Omit every picture while repeating the entries exactly.

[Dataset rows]
*****
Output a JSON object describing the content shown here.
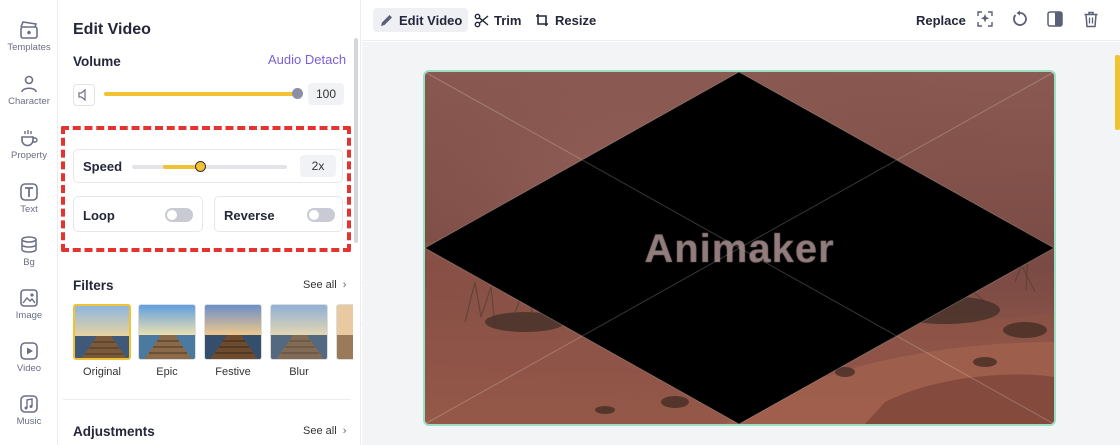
{
  "rail": {
    "items": [
      {
        "label": "Templates",
        "icon": "clapperboard-icon"
      },
      {
        "label": "Character",
        "icon": "person-icon"
      },
      {
        "label": "Property",
        "icon": "cup-icon"
      },
      {
        "label": "Text",
        "icon": "text-t-icon"
      },
      {
        "label": "Bg",
        "icon": "layers-icon"
      },
      {
        "label": "Image",
        "icon": "image-icon"
      },
      {
        "label": "Video",
        "icon": "play-icon"
      },
      {
        "label": "Music",
        "icon": "music-note-icon"
      }
    ]
  },
  "panel": {
    "title": "Edit Video",
    "volume": {
      "label": "Volume",
      "detach_link": "Audio Detach",
      "value": "100",
      "level": 1.0
    },
    "speed": {
      "label": "Speed",
      "value": "2x",
      "level": 0.44
    },
    "loop": {
      "label": "Loop",
      "on": false
    },
    "reverse": {
      "label": "Reverse",
      "on": false
    },
    "filters": {
      "title": "Filters",
      "see_all": "See all",
      "items": [
        {
          "label": "Original",
          "selected": true
        },
        {
          "label": "Epic",
          "selected": false
        },
        {
          "label": "Festive",
          "selected": false
        },
        {
          "label": "Blur",
          "selected": false
        }
      ]
    },
    "adjustments": {
      "title": "Adjustments",
      "see_all": "See all"
    }
  },
  "toolbar": {
    "edit_video": "Edit Video",
    "trim": "Trim",
    "resize": "Resize",
    "replace": "Replace"
  },
  "canvas": {
    "watermark": "Animaker"
  },
  "colors": {
    "accent": "#f2c235",
    "highlight": "#e3342f",
    "link": "#7b5fd9",
    "frame": "#9ae0c4"
  }
}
*****
* **FULL OUTPUT**
Output a JSON object describing the content shown here.
{
  "rail": {
    "items": [
      {
        "label": "Templates",
        "icon": "clapperboard-icon"
      },
      {
        "label": "Character",
        "icon": "person-icon"
      },
      {
        "label": "Property",
        "icon": "cup-icon"
      },
      {
        "label": "Text",
        "icon": "text-t-icon"
      },
      {
        "label": "Bg",
        "icon": "layers-icon"
      },
      {
        "label": "Image",
        "icon": "image-icon"
      },
      {
        "label": "Video",
        "icon": "play-icon"
      },
      {
        "label": "Music",
        "icon": "music-note-icon"
      }
    ]
  },
  "panel": {
    "title": "Edit Video",
    "volume": {
      "label": "Volume",
      "detach_link": "Audio Detach",
      "value": "100",
      "level": 1.0
    },
    "speed": {
      "label": "Speed",
      "value": "2x",
      "level": 0.44
    },
    "loop": {
      "label": "Loop",
      "on": false
    },
    "reverse": {
      "label": "Reverse",
      "on": false
    },
    "filters": {
      "title": "Filters",
      "see_all": "See all",
      "items": [
        {
          "label": "Original",
          "selected": true
        },
        {
          "label": "Epic",
          "selected": false
        },
        {
          "label": "Festive",
          "selected": false
        },
        {
          "label": "Blur",
          "selected": false
        }
      ]
    },
    "adjustments": {
      "title": "Adjustments",
      "see_all": "See all"
    }
  },
  "toolbar": {
    "edit_video": "Edit Video",
    "trim": "Trim",
    "resize": "Resize",
    "replace": "Replace"
  },
  "canvas": {
    "watermark": "Animaker"
  },
  "colors": {
    "accent": "#f2c235",
    "highlight": "#e3342f",
    "link": "#7b5fd9",
    "frame": "#9ae0c4"
  }
}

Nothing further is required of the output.